**Requirements:**
Gather all lines with "title" from the records.

**Records supplied:**
· · · · · · ·

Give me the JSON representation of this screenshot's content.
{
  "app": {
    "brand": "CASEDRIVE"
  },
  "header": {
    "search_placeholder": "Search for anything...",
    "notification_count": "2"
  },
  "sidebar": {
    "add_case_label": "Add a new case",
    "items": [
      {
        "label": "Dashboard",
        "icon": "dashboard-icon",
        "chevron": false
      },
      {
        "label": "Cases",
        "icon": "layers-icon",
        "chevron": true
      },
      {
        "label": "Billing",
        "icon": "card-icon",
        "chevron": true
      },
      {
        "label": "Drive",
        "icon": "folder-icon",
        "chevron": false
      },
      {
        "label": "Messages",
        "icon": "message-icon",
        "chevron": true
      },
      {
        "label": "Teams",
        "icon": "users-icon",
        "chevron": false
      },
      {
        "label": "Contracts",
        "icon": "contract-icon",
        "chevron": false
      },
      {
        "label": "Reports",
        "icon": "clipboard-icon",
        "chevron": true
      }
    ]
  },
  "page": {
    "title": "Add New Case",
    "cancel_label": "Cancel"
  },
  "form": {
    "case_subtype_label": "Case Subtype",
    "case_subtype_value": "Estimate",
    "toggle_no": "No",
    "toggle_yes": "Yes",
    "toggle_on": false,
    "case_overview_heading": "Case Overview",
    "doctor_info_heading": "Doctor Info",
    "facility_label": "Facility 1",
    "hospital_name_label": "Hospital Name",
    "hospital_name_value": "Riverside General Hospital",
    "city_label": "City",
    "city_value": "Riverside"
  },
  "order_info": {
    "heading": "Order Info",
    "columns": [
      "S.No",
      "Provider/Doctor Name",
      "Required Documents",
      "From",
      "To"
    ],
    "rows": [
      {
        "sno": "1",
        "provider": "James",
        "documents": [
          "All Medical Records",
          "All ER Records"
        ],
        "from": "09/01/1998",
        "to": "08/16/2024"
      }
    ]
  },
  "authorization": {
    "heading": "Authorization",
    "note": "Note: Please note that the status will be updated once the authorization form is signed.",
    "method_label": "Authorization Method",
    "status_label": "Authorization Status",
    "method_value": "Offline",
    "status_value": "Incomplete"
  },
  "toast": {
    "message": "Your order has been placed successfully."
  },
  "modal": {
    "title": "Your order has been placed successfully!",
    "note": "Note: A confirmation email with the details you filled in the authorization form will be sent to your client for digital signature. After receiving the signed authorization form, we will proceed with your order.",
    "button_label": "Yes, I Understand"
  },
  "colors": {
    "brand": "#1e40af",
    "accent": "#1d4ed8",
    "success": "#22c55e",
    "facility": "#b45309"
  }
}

· · · · · · ·

**Exercise solution:**
    "title": "Add New Case",
    "title": "Your order has been placed successfully!",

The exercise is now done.